Excerpted records
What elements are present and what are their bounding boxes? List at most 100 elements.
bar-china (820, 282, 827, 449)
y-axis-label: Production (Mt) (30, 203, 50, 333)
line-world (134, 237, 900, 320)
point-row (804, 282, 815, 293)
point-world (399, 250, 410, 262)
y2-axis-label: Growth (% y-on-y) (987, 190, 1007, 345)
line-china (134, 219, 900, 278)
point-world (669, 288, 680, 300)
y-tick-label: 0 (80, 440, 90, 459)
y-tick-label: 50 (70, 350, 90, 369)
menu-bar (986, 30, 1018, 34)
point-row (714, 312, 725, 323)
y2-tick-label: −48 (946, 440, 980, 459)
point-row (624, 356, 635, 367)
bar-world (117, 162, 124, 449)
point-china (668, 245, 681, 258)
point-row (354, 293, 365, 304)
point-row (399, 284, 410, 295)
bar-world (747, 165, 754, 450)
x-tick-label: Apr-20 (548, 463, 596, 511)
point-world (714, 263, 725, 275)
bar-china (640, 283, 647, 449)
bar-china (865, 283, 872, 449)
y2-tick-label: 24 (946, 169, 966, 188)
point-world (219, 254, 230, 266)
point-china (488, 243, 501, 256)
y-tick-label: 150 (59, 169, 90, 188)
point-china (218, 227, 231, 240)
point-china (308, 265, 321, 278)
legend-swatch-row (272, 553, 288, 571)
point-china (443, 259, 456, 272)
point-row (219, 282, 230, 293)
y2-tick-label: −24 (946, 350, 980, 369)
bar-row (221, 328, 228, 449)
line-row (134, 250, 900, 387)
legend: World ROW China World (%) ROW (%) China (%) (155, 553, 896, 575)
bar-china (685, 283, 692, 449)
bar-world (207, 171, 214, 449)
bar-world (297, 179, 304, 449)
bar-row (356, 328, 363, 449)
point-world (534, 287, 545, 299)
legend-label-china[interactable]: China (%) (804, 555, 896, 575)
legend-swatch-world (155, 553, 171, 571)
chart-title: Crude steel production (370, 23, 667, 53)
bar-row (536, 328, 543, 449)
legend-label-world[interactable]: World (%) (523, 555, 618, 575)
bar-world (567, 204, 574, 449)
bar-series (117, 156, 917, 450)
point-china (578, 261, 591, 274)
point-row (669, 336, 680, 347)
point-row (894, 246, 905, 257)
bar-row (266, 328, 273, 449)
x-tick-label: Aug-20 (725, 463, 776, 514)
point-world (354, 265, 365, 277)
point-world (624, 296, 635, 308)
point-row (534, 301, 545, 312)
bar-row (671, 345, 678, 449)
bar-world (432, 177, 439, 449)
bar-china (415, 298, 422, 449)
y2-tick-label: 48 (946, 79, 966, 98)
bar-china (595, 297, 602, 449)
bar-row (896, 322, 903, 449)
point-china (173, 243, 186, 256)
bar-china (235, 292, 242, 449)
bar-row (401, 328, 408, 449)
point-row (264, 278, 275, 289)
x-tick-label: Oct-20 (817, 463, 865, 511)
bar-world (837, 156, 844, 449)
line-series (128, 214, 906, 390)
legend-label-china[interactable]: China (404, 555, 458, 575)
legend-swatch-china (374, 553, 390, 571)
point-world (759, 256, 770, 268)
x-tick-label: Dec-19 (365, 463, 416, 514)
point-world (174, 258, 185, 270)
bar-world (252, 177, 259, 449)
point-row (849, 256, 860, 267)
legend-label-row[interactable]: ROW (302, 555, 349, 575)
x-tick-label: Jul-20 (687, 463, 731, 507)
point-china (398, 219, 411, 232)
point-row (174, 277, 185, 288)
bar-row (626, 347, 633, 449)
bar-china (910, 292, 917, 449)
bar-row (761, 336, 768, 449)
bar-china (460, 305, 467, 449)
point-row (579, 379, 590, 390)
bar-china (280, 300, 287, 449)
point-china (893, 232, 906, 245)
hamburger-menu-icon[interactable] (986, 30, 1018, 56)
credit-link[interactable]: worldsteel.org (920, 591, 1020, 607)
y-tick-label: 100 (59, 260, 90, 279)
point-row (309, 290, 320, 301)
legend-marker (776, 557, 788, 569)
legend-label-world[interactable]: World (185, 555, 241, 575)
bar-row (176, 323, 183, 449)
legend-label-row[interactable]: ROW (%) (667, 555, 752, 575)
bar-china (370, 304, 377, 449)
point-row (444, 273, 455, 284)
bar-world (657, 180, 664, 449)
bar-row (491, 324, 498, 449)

Your task
Swap "Crude steel production" for "Raw steel output" in the lines above and give them again, leaving everything else unchanged.

The result
What elements are present and what are their bounding boxes? List at most 100 elements.
bar-china (820, 282, 827, 449)
y-axis-label: Production (Mt) (30, 203, 50, 333)
line-world (134, 237, 900, 320)
point-row (804, 282, 815, 293)
point-world (399, 250, 410, 262)
y2-axis-label: Growth (% y-on-y) (987, 190, 1007, 345)
line-china (134, 219, 900, 278)
point-world (669, 288, 680, 300)
y-tick-label: 0 (80, 440, 90, 459)
y-tick-label: 50 (70, 350, 90, 369)
menu-bar (986, 30, 1018, 34)
point-row (714, 312, 725, 323)
y2-tick-label: −48 (946, 440, 980, 459)
point-row (624, 356, 635, 367)
bar-world (117, 162, 124, 449)
point-china (668, 245, 681, 258)
point-row (354, 293, 365, 304)
point-row (399, 284, 410, 295)
bar-world (747, 165, 754, 450)
x-tick-label: Apr-20 (548, 463, 596, 511)
point-world (714, 263, 725, 275)
bar-china (640, 283, 647, 449)
bar-china (865, 283, 872, 449)
y2-tick-label: 24 (946, 169, 966, 188)
point-world (219, 254, 230, 266)
point-china (488, 243, 501, 256)
y-tick-label: 150 (59, 169, 90, 188)
point-china (218, 227, 231, 240)
point-china (308, 265, 321, 278)
legend-swatch-row (272, 553, 288, 571)
point-china (443, 259, 456, 272)
point-row (219, 282, 230, 293)
y2-tick-label: −24 (946, 350, 980, 369)
bar-row (221, 328, 228, 449)
line-row (134, 250, 900, 387)
legend: World ROW China World (%) ROW (%) China (%) (155, 553, 896, 575)
bar-china (685, 283, 692, 449)
bar-world (207, 171, 214, 449)
bar-world (297, 179, 304, 449)
bar-row (356, 328, 363, 449)
point-world (534, 287, 545, 299)
legend-label-china[interactable]: China (%) (804, 555, 896, 575)
legend-swatch-world (155, 553, 171, 571)
chart-title: Raw steel output (370, 23, 667, 53)
bar-row (536, 328, 543, 449)
legend-label-world[interactable]: World (%) (523, 555, 618, 575)
bar-world (567, 204, 574, 449)
bar-series (117, 156, 917, 450)
point-china (578, 261, 591, 274)
point-row (669, 336, 680, 347)
point-row (894, 246, 905, 257)
bar-row (266, 328, 273, 449)
x-tick-label: Aug-20 (725, 463, 776, 514)
point-world (354, 265, 365, 277)
point-world (624, 296, 635, 308)
point-row (534, 301, 545, 312)
bar-row (671, 345, 678, 449)
bar-world (432, 177, 439, 449)
bar-china (415, 298, 422, 449)
y2-tick-label: 48 (946, 79, 966, 98)
bar-china (595, 297, 602, 449)
bar-row (896, 322, 903, 449)
point-china (173, 243, 186, 256)
bar-china (235, 292, 242, 449)
bar-row (401, 328, 408, 449)
point-row (264, 278, 275, 289)
x-tick-label: Oct-20 (817, 463, 865, 511)
bar-world (837, 156, 844, 449)
line-series (128, 214, 906, 390)
legend-label-china[interactable]: China (404, 555, 458, 575)
legend-swatch-china (374, 553, 390, 571)
point-world (759, 256, 770, 268)
x-tick-label: Dec-19 (365, 463, 416, 514)
point-world (174, 258, 185, 270)
bar-world (252, 177, 259, 449)
point-row (849, 256, 860, 267)
legend-label-row[interactable]: ROW (302, 555, 349, 575)
x-tick-label: Jul-20 (687, 463, 731, 507)
point-china (398, 219, 411, 232)
point-row (174, 277, 185, 288)
bar-row (626, 347, 633, 449)
bar-china (910, 292, 917, 449)
bar-row (761, 336, 768, 449)
bar-china (460, 305, 467, 449)
point-row (579, 379, 590, 390)
bar-china (280, 300, 287, 449)
point-china (893, 232, 906, 245)
hamburger-menu-icon[interactable] (986, 30, 1018, 56)
credit-link[interactable]: worldsteel.org (920, 591, 1020, 607)
y-tick-label: 100 (59, 260, 90, 279)
point-row (309, 290, 320, 301)
legend-marker (776, 557, 788, 569)
legend-label-world[interactable]: World (185, 555, 241, 575)
bar-row (176, 323, 183, 449)
legend-label-row[interactable]: ROW (%) (667, 555, 752, 575)
bar-china (370, 304, 377, 449)
point-row (444, 273, 455, 284)
bar-world (657, 180, 664, 449)
bar-row (491, 324, 498, 449)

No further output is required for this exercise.